# Goal of the exercise:
List each line of the data that holds the string "Peak".

# Recorded information:

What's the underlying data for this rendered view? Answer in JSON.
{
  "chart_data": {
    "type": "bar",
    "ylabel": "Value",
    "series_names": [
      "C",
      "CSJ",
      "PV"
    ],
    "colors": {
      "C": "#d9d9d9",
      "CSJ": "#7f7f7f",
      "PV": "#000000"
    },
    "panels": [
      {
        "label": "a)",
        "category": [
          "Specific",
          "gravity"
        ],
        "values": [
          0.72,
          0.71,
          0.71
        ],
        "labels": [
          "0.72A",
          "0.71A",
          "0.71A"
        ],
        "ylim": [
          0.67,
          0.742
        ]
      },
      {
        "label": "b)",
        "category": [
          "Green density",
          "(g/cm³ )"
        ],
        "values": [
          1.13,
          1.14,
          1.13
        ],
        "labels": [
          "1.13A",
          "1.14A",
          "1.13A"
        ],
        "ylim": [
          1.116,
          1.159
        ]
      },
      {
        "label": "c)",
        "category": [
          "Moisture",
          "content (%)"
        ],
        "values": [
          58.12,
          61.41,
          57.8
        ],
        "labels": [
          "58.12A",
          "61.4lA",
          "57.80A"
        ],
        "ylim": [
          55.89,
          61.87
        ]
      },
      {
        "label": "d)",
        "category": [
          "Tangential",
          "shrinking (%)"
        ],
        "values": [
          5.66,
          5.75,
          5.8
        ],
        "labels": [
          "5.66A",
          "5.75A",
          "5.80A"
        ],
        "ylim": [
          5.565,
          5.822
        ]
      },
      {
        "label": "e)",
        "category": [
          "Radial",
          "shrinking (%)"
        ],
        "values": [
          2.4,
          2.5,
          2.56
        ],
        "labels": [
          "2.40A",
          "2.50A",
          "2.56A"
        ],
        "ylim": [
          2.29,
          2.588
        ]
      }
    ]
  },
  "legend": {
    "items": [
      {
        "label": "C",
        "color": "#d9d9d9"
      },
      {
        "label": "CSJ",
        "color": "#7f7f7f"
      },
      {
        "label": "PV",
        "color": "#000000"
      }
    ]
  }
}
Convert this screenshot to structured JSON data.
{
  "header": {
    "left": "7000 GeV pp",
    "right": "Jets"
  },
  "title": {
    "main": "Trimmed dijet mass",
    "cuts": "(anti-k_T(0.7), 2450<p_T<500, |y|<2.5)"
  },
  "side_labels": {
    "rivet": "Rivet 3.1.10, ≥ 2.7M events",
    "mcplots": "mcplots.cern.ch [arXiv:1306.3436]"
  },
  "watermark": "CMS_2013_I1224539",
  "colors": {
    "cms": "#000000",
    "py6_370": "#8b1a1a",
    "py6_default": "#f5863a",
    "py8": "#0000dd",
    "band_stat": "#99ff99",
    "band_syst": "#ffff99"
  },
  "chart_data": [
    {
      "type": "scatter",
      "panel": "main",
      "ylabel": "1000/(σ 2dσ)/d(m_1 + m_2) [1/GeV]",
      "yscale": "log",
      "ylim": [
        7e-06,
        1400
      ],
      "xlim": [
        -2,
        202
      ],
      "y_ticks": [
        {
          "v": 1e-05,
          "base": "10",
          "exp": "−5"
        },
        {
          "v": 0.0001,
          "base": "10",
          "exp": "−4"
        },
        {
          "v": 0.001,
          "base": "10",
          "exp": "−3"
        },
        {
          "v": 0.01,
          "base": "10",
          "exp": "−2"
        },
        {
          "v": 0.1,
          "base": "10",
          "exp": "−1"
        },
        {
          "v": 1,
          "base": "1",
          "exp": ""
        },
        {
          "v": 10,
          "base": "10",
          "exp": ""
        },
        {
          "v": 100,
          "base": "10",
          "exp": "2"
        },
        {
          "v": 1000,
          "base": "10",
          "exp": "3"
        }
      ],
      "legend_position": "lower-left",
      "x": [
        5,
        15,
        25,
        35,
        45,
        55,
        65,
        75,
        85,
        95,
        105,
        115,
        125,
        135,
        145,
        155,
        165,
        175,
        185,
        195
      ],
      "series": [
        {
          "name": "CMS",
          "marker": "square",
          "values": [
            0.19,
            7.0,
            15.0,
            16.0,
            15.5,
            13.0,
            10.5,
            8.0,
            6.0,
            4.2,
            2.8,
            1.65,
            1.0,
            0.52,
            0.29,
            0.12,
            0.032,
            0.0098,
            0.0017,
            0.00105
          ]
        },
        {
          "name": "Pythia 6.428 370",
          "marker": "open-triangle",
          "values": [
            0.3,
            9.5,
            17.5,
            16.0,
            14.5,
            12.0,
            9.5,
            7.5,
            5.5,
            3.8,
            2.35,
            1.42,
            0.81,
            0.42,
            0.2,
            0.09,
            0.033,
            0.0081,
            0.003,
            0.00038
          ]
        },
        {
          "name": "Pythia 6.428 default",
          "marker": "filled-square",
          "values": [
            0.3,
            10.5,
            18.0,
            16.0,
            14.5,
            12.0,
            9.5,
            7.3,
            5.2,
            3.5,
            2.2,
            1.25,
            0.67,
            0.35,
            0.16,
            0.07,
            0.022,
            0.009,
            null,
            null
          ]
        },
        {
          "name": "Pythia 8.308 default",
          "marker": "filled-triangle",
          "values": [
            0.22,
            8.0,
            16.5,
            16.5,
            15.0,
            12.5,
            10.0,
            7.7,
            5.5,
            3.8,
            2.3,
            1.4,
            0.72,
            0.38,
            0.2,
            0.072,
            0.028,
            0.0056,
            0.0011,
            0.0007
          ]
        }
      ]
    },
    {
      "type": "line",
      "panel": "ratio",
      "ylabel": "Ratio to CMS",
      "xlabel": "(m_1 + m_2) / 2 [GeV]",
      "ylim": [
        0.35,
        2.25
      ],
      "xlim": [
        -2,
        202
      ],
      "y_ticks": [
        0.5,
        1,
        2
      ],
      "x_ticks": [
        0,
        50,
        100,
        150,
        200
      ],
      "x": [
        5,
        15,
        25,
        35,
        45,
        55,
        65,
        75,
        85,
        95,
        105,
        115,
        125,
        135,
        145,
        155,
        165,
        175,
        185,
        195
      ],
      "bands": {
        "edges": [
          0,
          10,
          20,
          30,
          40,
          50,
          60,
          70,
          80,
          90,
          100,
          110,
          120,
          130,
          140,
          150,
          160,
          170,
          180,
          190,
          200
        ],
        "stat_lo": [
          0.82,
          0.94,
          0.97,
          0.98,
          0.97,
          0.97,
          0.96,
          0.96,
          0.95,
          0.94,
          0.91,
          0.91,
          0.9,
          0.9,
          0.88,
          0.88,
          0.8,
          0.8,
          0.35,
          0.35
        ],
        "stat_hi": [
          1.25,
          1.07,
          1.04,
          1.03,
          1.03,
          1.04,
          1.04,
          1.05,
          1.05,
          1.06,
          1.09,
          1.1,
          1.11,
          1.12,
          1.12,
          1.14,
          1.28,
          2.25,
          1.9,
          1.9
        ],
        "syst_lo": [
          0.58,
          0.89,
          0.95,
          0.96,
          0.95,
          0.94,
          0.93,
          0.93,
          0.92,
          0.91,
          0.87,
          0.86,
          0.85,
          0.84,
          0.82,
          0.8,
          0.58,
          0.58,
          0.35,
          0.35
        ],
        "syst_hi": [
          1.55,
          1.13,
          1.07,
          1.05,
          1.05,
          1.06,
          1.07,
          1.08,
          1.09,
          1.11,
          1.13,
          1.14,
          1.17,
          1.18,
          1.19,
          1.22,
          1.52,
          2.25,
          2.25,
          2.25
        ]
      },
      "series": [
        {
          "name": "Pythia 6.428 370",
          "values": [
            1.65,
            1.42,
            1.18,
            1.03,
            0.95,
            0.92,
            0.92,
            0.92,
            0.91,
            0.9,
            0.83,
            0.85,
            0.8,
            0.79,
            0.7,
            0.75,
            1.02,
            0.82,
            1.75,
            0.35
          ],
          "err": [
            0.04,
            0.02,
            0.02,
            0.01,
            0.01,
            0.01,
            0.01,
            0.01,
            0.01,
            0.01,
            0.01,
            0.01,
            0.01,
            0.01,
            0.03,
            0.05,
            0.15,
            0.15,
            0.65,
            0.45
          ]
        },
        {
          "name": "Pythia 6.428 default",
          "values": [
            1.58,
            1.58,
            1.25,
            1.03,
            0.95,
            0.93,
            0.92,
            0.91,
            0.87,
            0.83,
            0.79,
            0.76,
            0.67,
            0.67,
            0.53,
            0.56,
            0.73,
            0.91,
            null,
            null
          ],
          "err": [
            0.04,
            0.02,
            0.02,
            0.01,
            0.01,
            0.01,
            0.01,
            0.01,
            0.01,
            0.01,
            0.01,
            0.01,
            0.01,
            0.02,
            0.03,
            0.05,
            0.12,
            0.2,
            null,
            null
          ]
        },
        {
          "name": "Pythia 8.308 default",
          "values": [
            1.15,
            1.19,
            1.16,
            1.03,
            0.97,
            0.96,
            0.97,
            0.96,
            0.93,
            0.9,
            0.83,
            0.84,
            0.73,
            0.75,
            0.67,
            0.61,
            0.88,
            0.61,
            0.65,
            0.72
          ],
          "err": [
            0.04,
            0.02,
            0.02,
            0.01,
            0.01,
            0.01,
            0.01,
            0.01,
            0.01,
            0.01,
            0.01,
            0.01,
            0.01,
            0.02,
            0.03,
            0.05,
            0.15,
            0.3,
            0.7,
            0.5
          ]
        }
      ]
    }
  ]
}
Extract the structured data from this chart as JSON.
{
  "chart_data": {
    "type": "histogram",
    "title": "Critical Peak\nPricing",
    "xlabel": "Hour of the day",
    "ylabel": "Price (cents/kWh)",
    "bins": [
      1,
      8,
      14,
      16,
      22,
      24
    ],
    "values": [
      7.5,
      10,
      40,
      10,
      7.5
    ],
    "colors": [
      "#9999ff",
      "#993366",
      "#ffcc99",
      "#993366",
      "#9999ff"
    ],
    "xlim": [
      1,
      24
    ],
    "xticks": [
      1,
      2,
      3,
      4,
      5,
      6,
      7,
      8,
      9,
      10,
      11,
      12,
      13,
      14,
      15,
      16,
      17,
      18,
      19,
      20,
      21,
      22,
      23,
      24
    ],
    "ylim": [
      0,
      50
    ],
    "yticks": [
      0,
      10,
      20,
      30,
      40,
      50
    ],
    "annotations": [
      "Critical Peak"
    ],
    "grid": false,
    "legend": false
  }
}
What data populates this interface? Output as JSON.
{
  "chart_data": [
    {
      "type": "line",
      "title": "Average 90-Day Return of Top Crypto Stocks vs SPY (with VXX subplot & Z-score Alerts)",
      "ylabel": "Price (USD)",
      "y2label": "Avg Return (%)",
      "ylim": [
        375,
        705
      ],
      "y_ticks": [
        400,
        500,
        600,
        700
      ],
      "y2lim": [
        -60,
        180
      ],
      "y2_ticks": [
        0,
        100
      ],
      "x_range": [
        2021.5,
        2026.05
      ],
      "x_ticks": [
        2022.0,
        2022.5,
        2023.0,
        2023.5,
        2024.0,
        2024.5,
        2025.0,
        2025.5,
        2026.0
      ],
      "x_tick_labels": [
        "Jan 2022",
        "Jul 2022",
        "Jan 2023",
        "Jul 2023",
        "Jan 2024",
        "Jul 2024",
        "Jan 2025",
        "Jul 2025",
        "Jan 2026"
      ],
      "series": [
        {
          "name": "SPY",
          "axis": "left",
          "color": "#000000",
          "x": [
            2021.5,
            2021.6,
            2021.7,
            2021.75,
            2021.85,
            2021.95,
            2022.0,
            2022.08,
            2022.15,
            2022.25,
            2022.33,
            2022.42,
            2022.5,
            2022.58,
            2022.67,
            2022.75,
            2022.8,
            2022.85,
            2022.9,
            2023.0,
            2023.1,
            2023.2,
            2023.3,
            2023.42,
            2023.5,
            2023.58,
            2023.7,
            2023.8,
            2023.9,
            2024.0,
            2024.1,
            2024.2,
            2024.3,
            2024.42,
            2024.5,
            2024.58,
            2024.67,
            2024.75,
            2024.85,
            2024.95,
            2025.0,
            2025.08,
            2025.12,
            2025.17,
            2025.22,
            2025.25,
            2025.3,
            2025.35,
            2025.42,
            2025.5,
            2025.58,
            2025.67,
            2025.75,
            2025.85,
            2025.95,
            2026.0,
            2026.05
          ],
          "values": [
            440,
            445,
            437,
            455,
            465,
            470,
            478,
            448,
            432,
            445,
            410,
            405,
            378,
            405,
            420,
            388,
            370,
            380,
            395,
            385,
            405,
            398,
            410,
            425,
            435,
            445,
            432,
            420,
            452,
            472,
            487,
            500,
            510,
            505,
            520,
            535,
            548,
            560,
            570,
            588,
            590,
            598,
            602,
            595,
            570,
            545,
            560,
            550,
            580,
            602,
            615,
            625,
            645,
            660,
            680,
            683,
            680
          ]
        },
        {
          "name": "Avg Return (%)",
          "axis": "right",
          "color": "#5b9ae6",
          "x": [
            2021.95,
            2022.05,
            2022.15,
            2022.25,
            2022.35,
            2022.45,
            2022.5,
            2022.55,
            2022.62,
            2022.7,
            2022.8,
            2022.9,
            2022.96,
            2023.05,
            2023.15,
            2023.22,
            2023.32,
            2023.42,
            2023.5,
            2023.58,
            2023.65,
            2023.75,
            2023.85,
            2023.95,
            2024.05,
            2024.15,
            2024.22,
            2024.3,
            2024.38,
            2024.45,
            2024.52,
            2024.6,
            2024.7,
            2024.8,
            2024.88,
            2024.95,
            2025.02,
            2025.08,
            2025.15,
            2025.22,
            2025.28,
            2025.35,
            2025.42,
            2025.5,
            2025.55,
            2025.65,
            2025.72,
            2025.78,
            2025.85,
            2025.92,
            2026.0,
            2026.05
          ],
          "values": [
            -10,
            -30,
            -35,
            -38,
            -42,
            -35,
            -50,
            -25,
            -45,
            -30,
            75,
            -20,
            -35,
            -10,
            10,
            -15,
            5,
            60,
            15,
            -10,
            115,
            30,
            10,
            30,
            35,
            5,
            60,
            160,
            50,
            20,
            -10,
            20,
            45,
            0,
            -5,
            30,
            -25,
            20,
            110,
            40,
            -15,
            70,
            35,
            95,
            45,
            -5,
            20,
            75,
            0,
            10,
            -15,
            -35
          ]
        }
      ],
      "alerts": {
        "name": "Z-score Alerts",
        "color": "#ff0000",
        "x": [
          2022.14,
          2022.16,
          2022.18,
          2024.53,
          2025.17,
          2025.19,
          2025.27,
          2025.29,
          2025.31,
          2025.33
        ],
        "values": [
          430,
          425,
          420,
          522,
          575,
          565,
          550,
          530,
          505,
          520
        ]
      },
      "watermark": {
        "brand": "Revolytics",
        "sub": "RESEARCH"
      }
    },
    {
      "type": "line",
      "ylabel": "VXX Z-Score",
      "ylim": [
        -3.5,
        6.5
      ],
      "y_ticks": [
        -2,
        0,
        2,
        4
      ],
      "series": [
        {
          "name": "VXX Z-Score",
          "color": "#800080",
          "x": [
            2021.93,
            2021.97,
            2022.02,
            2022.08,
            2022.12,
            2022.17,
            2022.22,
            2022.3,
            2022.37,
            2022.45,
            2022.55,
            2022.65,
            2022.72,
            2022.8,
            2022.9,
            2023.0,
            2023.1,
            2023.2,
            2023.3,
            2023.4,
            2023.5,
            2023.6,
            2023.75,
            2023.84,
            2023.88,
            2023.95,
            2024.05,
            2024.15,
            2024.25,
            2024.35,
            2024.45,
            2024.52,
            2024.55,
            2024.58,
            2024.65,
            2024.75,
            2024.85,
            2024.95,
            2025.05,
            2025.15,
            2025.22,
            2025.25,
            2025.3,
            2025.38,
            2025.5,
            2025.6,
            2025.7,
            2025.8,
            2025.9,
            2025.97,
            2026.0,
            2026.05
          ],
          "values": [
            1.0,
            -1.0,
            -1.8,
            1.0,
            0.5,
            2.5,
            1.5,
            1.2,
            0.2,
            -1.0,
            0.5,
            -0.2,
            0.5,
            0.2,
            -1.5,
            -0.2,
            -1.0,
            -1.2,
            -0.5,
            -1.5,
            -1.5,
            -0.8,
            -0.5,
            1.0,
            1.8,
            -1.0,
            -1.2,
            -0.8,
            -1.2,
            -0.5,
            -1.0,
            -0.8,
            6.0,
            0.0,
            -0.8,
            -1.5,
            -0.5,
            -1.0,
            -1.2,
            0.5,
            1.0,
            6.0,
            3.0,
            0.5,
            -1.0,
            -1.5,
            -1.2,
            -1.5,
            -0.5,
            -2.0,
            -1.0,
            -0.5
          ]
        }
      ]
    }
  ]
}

# Final result:
    "title": "Critical Peak\nPricing",
      "Critical Peak"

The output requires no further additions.